### Your task
Work out how many lines of the listing hold the string "mañana", then answer with that number and nothing else.
====== Records to use
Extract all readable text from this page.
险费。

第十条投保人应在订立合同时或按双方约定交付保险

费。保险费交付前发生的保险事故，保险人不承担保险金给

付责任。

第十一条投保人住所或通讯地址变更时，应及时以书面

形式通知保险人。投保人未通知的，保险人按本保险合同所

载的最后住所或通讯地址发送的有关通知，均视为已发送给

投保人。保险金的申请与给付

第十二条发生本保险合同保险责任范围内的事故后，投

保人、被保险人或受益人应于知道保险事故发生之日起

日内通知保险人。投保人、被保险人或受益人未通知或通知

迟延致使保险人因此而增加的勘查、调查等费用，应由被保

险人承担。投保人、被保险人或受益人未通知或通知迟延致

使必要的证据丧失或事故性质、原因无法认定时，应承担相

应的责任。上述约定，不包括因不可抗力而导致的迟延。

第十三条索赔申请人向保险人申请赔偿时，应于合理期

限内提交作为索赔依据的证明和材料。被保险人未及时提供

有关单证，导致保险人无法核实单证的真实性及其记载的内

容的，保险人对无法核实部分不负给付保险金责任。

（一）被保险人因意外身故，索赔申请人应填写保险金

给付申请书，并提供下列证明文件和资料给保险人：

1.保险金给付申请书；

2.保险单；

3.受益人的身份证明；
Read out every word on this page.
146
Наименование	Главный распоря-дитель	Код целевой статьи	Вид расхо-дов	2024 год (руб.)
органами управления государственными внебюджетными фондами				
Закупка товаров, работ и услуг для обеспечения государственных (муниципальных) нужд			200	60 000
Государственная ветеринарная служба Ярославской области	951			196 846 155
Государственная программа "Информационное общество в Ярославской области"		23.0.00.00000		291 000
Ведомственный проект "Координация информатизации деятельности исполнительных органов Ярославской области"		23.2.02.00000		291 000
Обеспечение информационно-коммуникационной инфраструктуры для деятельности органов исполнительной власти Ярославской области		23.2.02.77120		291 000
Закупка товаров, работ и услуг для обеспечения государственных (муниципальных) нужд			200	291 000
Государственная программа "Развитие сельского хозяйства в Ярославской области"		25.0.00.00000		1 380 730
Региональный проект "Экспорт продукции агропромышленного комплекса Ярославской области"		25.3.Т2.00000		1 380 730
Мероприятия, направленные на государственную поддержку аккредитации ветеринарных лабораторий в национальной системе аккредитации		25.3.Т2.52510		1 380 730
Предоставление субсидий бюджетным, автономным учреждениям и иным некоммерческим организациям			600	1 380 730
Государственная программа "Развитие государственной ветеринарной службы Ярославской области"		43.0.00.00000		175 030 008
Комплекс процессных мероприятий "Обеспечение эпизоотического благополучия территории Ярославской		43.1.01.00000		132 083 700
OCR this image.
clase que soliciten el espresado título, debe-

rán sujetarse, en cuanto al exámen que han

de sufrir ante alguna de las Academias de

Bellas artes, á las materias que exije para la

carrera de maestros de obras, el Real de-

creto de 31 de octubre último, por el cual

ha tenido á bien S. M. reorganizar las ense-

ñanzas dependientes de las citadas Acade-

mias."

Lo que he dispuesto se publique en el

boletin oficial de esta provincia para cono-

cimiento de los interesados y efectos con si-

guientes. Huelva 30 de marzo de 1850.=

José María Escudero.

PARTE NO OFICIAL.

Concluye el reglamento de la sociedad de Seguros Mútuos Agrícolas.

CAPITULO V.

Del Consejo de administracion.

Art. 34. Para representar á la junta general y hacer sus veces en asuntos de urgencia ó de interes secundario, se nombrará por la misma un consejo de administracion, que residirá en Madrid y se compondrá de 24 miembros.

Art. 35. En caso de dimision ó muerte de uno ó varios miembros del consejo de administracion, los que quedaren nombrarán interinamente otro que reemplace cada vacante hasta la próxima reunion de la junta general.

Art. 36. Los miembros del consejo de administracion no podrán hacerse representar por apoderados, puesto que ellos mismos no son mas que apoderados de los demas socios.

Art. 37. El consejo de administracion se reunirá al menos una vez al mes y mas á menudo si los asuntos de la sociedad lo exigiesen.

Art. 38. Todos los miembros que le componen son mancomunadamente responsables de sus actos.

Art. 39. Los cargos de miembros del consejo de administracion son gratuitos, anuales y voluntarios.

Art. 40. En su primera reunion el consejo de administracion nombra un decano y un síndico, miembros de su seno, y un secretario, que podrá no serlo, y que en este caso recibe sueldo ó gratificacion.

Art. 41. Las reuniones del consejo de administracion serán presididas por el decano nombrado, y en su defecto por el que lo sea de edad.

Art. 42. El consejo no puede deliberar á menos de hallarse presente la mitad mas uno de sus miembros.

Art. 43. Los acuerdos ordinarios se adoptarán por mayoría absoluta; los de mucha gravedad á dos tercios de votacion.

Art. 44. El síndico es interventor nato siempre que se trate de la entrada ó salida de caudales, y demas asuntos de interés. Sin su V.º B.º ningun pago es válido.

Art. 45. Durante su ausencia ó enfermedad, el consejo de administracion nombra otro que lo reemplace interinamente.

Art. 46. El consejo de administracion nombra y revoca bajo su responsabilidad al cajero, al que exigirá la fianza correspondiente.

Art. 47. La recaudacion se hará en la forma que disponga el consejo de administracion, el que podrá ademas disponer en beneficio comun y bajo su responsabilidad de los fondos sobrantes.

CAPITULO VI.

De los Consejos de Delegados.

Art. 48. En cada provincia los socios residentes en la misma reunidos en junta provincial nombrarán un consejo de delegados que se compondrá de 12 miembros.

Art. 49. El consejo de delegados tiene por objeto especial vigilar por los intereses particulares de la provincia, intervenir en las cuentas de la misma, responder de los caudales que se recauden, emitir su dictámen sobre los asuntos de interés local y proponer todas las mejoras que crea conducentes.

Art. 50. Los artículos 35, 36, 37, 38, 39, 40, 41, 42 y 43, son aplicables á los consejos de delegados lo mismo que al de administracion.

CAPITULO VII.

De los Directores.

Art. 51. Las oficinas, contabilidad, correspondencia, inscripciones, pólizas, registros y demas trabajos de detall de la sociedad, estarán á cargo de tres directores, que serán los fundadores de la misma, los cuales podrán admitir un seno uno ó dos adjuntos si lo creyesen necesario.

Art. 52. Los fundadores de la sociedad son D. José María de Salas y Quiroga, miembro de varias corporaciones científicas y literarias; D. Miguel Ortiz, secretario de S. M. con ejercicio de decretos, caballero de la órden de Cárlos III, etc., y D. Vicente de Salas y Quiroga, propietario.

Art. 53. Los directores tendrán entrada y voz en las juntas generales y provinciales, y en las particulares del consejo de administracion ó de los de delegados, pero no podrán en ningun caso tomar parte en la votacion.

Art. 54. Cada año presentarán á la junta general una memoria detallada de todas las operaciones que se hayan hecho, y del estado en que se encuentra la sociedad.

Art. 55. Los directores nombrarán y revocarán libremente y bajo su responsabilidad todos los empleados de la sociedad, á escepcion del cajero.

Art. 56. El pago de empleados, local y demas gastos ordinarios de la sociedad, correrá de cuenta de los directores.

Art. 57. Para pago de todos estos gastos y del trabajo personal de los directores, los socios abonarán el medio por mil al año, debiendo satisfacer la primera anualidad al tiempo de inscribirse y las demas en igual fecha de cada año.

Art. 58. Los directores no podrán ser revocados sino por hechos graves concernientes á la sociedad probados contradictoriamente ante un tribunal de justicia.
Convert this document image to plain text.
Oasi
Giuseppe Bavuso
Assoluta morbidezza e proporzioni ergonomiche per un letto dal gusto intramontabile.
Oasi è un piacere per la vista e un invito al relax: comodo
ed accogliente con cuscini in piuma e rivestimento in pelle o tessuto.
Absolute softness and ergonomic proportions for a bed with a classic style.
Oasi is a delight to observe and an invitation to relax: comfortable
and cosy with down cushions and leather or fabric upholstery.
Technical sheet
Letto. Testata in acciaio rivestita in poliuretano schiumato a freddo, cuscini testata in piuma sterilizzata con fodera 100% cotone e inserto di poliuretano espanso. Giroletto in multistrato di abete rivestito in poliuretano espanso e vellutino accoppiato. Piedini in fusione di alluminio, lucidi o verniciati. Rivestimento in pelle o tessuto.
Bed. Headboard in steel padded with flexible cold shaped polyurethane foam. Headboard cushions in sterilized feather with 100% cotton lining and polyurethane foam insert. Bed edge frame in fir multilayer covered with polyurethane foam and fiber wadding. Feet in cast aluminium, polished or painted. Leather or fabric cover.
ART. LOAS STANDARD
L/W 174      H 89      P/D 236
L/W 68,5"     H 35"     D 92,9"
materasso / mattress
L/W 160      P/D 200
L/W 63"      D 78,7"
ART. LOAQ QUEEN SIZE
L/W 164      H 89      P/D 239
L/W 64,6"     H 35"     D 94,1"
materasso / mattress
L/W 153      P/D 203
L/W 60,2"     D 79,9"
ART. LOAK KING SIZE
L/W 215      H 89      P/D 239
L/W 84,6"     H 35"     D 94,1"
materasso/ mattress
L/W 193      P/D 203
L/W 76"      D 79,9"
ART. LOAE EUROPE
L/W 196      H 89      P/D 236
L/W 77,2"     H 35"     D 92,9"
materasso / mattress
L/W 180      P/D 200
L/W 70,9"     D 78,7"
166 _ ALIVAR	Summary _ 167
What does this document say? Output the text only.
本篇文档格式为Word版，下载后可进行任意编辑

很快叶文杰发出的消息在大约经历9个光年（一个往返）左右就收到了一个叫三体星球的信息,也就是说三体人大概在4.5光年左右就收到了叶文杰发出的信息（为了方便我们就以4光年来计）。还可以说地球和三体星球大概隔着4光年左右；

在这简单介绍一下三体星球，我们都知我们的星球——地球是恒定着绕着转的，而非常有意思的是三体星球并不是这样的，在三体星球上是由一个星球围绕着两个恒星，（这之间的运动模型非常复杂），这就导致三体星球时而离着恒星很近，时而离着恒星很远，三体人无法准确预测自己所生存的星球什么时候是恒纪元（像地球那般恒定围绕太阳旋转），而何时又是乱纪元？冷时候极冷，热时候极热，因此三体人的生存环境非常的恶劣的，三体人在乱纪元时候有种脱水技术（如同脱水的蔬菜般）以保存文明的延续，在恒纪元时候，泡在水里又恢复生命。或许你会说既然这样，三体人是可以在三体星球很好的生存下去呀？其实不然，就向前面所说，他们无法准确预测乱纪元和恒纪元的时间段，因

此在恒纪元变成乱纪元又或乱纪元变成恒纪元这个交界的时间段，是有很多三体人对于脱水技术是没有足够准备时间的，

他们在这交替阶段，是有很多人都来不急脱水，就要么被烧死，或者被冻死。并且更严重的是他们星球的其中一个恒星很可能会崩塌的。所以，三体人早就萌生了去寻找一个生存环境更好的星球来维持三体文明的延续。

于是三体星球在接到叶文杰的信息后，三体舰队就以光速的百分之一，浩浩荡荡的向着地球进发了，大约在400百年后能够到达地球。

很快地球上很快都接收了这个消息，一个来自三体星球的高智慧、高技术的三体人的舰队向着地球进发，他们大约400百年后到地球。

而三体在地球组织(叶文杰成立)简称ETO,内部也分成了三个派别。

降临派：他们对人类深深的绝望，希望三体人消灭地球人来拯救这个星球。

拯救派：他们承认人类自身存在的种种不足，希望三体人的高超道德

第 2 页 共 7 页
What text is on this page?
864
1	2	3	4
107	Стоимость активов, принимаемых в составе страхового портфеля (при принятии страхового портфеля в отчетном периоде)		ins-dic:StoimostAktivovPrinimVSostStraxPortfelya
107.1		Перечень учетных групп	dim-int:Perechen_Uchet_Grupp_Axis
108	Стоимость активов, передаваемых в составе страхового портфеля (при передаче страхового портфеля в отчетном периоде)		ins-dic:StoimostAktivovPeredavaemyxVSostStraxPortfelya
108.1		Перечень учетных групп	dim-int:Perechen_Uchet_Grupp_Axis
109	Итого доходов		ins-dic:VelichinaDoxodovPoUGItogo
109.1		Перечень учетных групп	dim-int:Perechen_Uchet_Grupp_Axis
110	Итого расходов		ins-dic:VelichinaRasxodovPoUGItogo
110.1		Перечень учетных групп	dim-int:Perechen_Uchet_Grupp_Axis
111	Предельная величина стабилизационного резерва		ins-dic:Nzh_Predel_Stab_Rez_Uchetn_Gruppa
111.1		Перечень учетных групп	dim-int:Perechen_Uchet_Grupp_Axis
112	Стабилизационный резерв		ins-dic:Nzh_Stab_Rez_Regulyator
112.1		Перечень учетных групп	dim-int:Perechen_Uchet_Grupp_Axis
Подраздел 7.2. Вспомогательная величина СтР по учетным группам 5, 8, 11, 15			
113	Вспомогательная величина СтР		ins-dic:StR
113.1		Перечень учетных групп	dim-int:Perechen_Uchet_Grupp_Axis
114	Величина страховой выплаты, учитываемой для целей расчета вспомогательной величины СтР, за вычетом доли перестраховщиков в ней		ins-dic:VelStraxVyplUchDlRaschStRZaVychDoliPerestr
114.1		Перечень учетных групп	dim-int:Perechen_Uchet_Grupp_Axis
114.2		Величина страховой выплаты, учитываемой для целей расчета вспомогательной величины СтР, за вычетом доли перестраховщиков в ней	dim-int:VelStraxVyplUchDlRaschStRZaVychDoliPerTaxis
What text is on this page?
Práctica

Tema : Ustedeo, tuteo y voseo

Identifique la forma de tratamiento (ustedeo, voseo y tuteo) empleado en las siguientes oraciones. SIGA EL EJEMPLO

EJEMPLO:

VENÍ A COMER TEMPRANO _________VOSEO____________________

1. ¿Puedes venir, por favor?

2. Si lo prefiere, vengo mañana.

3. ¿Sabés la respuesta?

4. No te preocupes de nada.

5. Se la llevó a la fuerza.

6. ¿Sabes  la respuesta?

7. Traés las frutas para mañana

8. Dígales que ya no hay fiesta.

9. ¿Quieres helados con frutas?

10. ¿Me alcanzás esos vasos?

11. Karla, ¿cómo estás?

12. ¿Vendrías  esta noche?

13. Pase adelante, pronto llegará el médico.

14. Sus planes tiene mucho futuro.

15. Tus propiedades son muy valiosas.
============
### Answer
2